What the task requires – Among the entries, which lines carry the string "title"? Copy each of them.

Stored items

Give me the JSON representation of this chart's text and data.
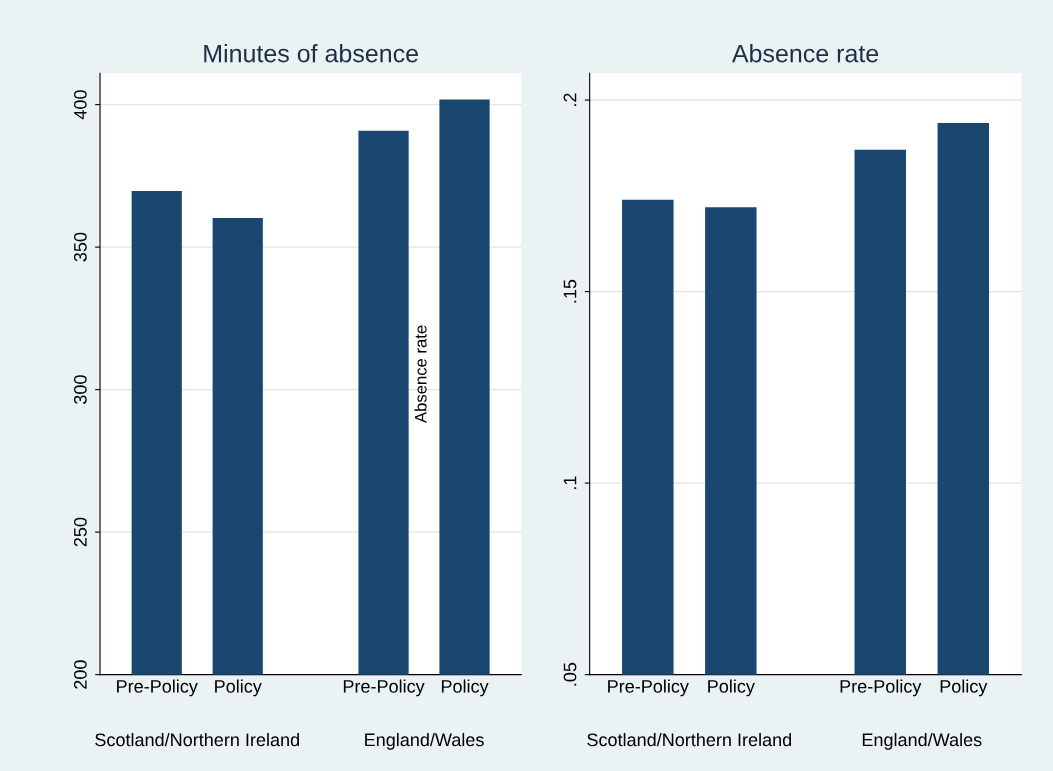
{
  "chart_data": [
    {
      "type": "bar",
      "title": "Minutes of absence",
      "categories": [
        "Pre-Policy",
        "Policy",
        "Pre-Policy",
        "Policy"
      ],
      "values": [
        369.7,
        360.2,
        390.8,
        401.8
      ],
      "color": "#1a476f",
      "ylim": [
        200,
        411
      ],
      "yticks": [
        200,
        250,
        300,
        350,
        400
      ],
      "grid": "y",
      "annotations": [
        "Scotland/Northern Ireland",
        "England/Wales"
      ]
    },
    {
      "type": "bar",
      "title": "Absence rate",
      "ylabel": "Absence rate",
      "categories": [
        "Pre-Policy",
        "Policy",
        "Pre-Policy",
        "Policy"
      ],
      "values": [
        0.174,
        0.172,
        0.187,
        0.194
      ],
      "color": "#1a476f",
      "ylim": [
        0.05,
        0.207
      ],
      "yticks": [
        {
          "value": 0.05,
          "label": ".05"
        },
        {
          "value": 0.1,
          "label": ".1"
        },
        {
          "value": 0.15,
          "label": ".15"
        },
        {
          "value": 0.2,
          "label": ".2"
        }
      ],
      "grid": "y",
      "annotations": [
        "Scotland/Northern Ireland",
        "England/Wales"
      ]
    }
  ]
}
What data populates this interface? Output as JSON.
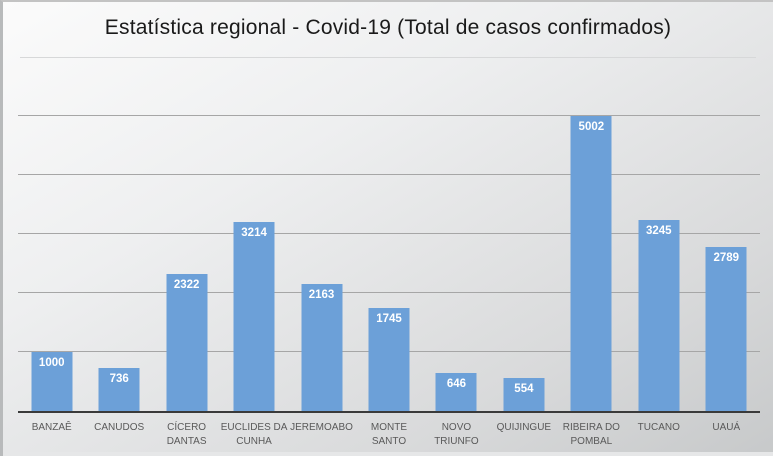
{
  "title": "Estatística regional - Covid-19 (Total de casos confirmados)",
  "chart_data": {
    "type": "bar",
    "title": "Estatística regional - Covid-19 (Total de casos confirmados)",
    "categories": [
      "BANZAÊ",
      "CANUDOS",
      "CÍCERO DANTAS",
      "EUCLIDES DA CUNHA",
      "JEREMOABO",
      "MONTE SANTO",
      "NOVO TRIUNFO",
      "QUIJINGUE",
      "RIBEIRA DO POMBAL",
      "TUCANO",
      "UAUÁ"
    ],
    "values": [
      1000,
      736,
      2322,
      3214,
      2163,
      1745,
      646,
      554,
      5002,
      3245,
      2789
    ],
    "xlabel": "",
    "ylabel": "",
    "ylim": [
      0,
      5500
    ],
    "gridlines": [
      1000,
      2000,
      3000,
      4000,
      5000
    ],
    "grid": true,
    "legend": false,
    "y_axis_labels": false,
    "data_labels": {
      "position": "inside-end",
      "color": "#ffffff"
    },
    "colors": {
      "bar": "#6CA0D8",
      "gridline": "#a6a6a6",
      "axis_line": "#3a3a3a",
      "category_label": "#595959",
      "title": "#1a1a1a"
    }
  }
}
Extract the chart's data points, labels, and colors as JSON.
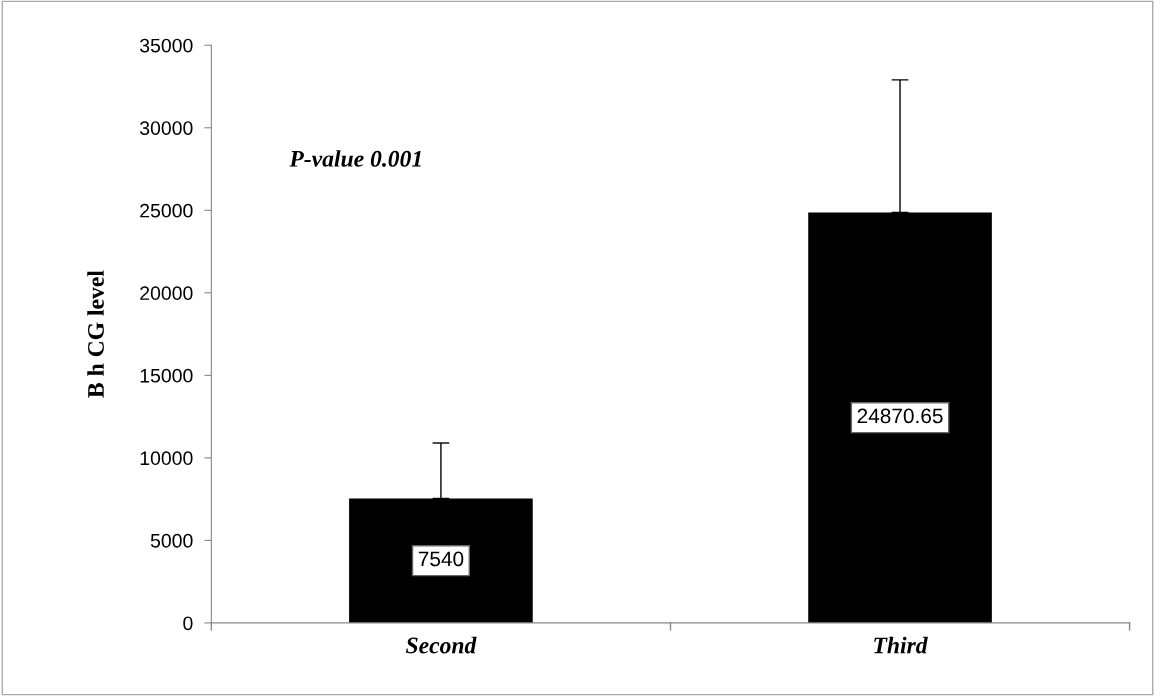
{
  "chart_data": {
    "type": "bar",
    "ylabel": "B h CG level",
    "categories": [
      "Second",
      "Third"
    ],
    "values": [
      7540,
      24870.65
    ],
    "errors": [
      [
        7540,
        10900
      ],
      [
        24870.65,
        32900
      ]
    ],
    "color": "#000000",
    "ylim": [
      0,
      35000
    ],
    "yticks": [
      0,
      5000,
      10000,
      15000,
      20000,
      25000,
      30000,
      35000
    ],
    "grid": false,
    "data_labels": true,
    "annotations": [
      "P-value 0.001"
    ]
  }
}
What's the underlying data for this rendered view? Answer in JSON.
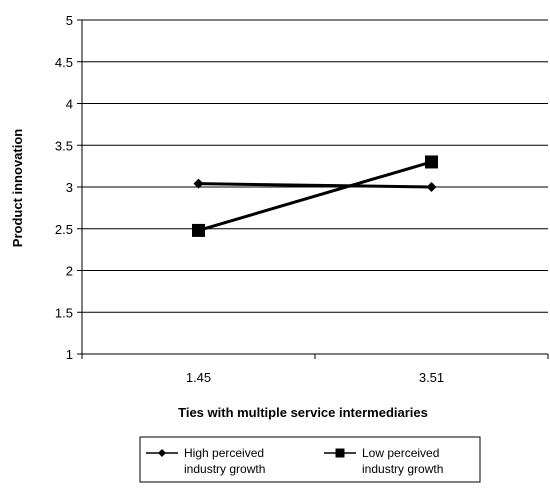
{
  "chart_data": {
    "type": "line",
    "xlabel": "Ties with multiple service intermediaries",
    "ylabel": "Product innovation",
    "categories": [
      "1.45",
      "3.51"
    ],
    "ylim": [
      1,
      5
    ],
    "yticks": [
      "1",
      "1.5",
      "2",
      "2.5",
      "3",
      "3.5",
      "4",
      "4.5",
      "5"
    ],
    "grid": true,
    "legend_position": "bottom",
    "series": [
      {
        "name_lines": [
          "High perceived",
          "industry growth"
        ],
        "marker": "diamond",
        "color": "#000000",
        "values": [
          3.04,
          3.0
        ]
      },
      {
        "name_lines": [
          "Low perceived",
          "industry growth"
        ],
        "marker": "square",
        "color": "#000000",
        "values": [
          2.48,
          3.3
        ]
      }
    ]
  }
}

Written solution –
      "title": "Minutes of absence",
      "title": "Absence rate",
  "title": "Estatística regional - Covid-19 (Total de casos confirmados)",
    "title": "Estatística regional - Covid-19 (Total de casos confirmados)",
      "title": "#1a1a1a"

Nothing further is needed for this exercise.